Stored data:

------

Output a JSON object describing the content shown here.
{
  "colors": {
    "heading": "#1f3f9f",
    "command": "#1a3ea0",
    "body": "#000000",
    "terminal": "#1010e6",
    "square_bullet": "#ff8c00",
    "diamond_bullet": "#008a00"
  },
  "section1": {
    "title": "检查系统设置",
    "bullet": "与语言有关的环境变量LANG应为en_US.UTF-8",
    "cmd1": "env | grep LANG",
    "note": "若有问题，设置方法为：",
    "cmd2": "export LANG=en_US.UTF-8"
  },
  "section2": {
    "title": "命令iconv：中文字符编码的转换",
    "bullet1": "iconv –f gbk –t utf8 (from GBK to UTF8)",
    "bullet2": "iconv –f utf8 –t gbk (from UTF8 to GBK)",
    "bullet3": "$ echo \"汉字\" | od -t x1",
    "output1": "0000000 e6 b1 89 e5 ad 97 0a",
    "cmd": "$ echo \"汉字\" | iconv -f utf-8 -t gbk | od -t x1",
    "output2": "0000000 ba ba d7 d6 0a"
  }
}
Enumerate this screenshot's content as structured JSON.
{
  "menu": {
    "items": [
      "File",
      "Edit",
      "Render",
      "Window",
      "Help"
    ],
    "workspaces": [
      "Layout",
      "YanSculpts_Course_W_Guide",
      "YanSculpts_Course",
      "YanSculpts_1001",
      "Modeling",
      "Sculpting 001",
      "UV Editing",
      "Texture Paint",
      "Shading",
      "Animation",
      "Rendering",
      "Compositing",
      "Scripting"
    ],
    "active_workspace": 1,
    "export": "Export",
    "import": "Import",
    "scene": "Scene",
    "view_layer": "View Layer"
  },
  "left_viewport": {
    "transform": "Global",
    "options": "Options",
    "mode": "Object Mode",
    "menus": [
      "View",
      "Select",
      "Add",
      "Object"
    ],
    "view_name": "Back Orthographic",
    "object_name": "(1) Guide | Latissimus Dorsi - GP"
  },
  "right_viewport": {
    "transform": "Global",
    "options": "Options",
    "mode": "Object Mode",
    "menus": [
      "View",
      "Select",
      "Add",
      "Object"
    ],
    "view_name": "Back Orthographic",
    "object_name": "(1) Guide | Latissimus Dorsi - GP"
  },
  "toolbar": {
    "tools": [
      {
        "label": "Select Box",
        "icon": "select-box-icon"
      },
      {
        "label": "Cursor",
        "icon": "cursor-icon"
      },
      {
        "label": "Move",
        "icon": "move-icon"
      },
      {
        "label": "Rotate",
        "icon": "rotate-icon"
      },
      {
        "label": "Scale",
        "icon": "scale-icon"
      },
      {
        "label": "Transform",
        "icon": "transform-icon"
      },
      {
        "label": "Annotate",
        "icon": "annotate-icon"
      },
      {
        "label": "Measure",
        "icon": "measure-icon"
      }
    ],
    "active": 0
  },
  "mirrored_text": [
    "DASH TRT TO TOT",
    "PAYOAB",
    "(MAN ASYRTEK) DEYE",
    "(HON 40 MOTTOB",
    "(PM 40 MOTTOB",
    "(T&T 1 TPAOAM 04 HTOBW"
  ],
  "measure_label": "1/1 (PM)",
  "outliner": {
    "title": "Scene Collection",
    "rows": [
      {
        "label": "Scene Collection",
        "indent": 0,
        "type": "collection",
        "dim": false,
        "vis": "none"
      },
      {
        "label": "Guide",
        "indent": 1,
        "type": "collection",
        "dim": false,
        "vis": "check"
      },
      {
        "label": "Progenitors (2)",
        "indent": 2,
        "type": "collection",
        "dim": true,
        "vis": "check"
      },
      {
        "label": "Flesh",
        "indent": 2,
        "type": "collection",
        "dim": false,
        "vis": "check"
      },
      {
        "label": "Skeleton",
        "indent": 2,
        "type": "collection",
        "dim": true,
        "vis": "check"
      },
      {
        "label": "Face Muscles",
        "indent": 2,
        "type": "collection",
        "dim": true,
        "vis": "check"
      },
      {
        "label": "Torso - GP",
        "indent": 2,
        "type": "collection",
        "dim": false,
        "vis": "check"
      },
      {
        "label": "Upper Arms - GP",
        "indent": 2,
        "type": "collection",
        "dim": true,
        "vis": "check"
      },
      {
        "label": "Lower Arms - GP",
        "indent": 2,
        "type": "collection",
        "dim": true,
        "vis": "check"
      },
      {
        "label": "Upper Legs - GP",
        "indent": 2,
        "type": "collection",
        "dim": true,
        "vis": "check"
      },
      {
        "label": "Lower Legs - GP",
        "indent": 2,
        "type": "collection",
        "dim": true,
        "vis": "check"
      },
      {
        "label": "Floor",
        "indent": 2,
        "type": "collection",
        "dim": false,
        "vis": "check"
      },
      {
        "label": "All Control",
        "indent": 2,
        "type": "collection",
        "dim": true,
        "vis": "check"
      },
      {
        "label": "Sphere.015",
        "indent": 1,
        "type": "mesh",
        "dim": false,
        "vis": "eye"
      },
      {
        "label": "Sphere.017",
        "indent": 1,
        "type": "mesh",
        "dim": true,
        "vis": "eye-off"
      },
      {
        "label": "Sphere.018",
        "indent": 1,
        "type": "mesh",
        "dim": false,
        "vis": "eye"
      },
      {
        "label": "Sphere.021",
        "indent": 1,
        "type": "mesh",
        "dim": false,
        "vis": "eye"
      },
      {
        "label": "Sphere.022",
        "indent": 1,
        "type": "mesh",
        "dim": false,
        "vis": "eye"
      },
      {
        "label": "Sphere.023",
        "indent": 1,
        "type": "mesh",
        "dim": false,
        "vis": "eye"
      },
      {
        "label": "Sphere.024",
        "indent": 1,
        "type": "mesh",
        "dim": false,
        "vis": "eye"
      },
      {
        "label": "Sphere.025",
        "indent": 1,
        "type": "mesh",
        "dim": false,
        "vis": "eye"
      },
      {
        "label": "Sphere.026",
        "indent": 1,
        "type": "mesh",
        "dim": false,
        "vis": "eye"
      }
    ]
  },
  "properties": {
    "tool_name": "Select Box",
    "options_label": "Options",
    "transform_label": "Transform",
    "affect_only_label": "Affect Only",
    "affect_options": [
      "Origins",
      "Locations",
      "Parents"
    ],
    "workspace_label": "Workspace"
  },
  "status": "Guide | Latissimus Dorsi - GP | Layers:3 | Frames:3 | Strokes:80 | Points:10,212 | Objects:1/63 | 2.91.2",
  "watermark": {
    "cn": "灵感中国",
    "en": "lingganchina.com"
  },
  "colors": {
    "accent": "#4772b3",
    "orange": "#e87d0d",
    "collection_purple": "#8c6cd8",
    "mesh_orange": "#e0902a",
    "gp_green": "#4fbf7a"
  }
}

------

THE EXERCISE = Exactly as shown, repeat every record.

FINAL RESULT =
Output a JSON object describing the content shown here.
{
  "colors": {
    "heading": "#1f3f9f",
    "command": "#1a3ea0",
    "body": "#000000",
    "terminal": "#1010e6",
    "square_bullet": "#ff8c00",
    "diamond_bullet": "#008a00"
  },
  "section1": {
    "title": "检查系统设置",
    "bullet": "与语言有关的环境变量LANG应为en_US.UTF-8",
    "cmd1": "env | grep LANG",
    "note": "若有问题，设置方法为：",
    "cmd2": "export LANG=en_US.UTF-8"
  },
  "section2": {
    "title": "命令iconv：中文字符编码的转换",
    "bullet1": "iconv –f gbk –t utf8 (from GBK to UTF8)",
    "bullet2": "iconv –f utf8 –t gbk (from UTF8 to GBK)",
    "bullet3": "$ echo \"汉字\" | od -t x1",
    "output1": "0000000 e6 b1 89 e5 ad 97 0a",
    "cmd": "$ echo \"汉字\" | iconv -f utf-8 -t gbk | od -t x1",
    "output2": "0000000 ba ba d7 d6 0a"
  }
}
Enumerate this screenshot's content as structured JSON.
{
  "menu": {
    "items": [
      "File",
      "Edit",
      "Render",
      "Window",
      "Help"
    ],
    "workspaces": [
      "Layout",
      "YanSculpts_Course_W_Guide",
      "YanSculpts_Course",
      "YanSculpts_1001",
      "Modeling",
      "Sculpting 001",
      "UV Editing",
      "Texture Paint",
      "Shading",
      "Animation",
      "Rendering",
      "Compositing",
      "Scripting"
    ],
    "active_workspace": 1,
    "export": "Export",
    "import": "Import",
    "scene": "Scene",
    "view_layer": "View Layer"
  },
  "left_viewport": {
    "transform": "Global",
    "options": "Options",
    "mode": "Object Mode",
    "menus": [
      "View",
      "Select",
      "Add",
      "Object"
    ],
    "view_name": "Back Orthographic",
    "object_name": "(1) Guide | Latissimus Dorsi - GP"
  },
  "right_viewport": {
    "transform": "Global",
    "options": "Options",
    "mode": "Object Mode",
    "menus": [
      "View",
      "Select",
      "Add",
      "Object"
    ],
    "view_name": "Back Orthographic",
    "object_name": "(1) Guide | Latissimus Dorsi - GP"
  },
  "toolbar": {
    "tools": [
      {
        "label": "Select Box",
        "icon": "select-box-icon"
      },
      {
        "label": "Cursor",
        "icon": "cursor-icon"
      },
      {
        "label": "Move",
        "icon": "move-icon"
      },
      {
        "label": "Rotate",
        "icon": "rotate-icon"
      },
      {
        "label": "Scale",
        "icon": "scale-icon"
      },
      {
        "label": "Transform",
        "icon": "transform-icon"
      },
      {
        "label": "Annotate",
        "icon": "annotate-icon"
      },
      {
        "label": "Measure",
        "icon": "measure-icon"
      }
    ],
    "active": 0
  },
  "mirrored_text": [
    "DASH TRT TO TOT",
    "PAYOAB",
    "(MAN ASYRTEK) DEYE",
    "(HON 40 MOTTOB",
    "(PM 40 MOTTOB",
    "(T&T 1 TPAOAM 04 HTOBW"
  ],
  "measure_label": "1/1 (PM)",
  "outliner": {
    "title": "Scene Collection",
    "rows": [
      {
        "label": "Scene Collection",
        "indent": 0,
        "type": "collection",
        "dim": false,
        "vis": "none"
      },
      {
        "label": "Guide",
        "indent": 1,
        "type": "collection",
        "dim": false,
        "vis": "check"
      },
      {
        "label": "Progenitors (2)",
        "indent": 2,
        "type": "collection",
        "dim": true,
        "vis": "check"
      },
      {
        "label": "Flesh",
        "indent": 2,
        "type": "collection",
        "dim": false,
        "vis": "check"
      },
      {
        "label": "Skeleton",
        "indent": 2,
        "type": "collection",
        "dim": true,
        "vis": "check"
      },
      {
        "label": "Face Muscles",
        "indent": 2,
        "type": "collection",
        "dim": true,
        "vis": "check"
      },
      {
        "label": "Torso - GP",
        "indent": 2,
        "type": "collection",
        "dim": false,
        "vis": "check"
      },
      {
        "label": "Upper Arms - GP",
        "indent": 2,
        "type": "collection",
        "dim": true,
        "vis": "check"
      },
      {
        "label": "Lower Arms - GP",
        "indent": 2,
        "type": "collection",
        "dim": true,
        "vis": "check"
      },
      {
        "label": "Upper Legs - GP",
        "indent": 2,
        "type": "collection",
        "dim": true,
        "vis": "check"
      },
      {
        "label": "Lower Legs - GP",
        "indent": 2,
        "type": "collection",
        "dim": true,
        "vis": "check"
      },
      {
        "label": "Floor",
        "indent": 2,
        "type": "collection",
        "dim": false,
        "vis": "check"
      },
      {
        "label": "All Control",
        "indent": 2,
        "type": "collection",
        "dim": true,
        "vis": "check"
      },
      {
        "label": "Sphere.015",
        "indent": 1,
        "type": "mesh",
        "dim": false,
        "vis": "eye"
      },
      {
        "label": "Sphere.017",
        "indent": 1,
        "type": "mesh",
        "dim": true,
        "vis": "eye-off"
      },
      {
        "label": "Sphere.018",
        "indent": 1,
        "type": "mesh",
        "dim": false,
        "vis": "eye"
      },
      {
        "label": "Sphere.021",
        "indent": 1,
        "type": "mesh",
        "dim": false,
        "vis": "eye"
      },
      {
        "label": "Sphere.022",
        "indent": 1,
        "type": "mesh",
        "dim": false,
        "vis": "eye"
      },
      {
        "label": "Sphere.023",
        "indent": 1,
        "type": "mesh",
        "dim": false,
        "vis": "eye"
      },
      {
        "label": "Sphere.024",
        "indent": 1,
        "type": "mesh",
        "dim": false,
        "vis": "eye"
      },
      {
        "label": "Sphere.025",
        "indent": 1,
        "type": "mesh",
        "dim": false,
        "vis": "eye"
      },
      {
        "label": "Sphere.026",
        "indent": 1,
        "type": "mesh",
        "dim": false,
        "vis": "eye"
      }
    ]
  },
  "properties": {
    "tool_name": "Select Box",
    "options_label": "Options",
    "transform_label": "Transform",
    "affect_only_label": "Affect Only",
    "affect_options": [
      "Origins",
      "Locations",
      "Parents"
    ],
    "workspace_label": "Workspace"
  },
  "status": "Guide | Latissimus Dorsi - GP | Layers:3 | Frames:3 | Strokes:80 | Points:10,212 | Objects:1/63 | 2.91.2",
  "watermark": {
    "cn": "灵感中国",
    "en": "lingganchina.com"
  },
  "colors": {
    "accent": "#4772b3",
    "orange": "#e87d0d",
    "collection_purple": "#8c6cd8",
    "mesh_orange": "#e0902a",
    "gp_green": "#4fbf7a"
  }
}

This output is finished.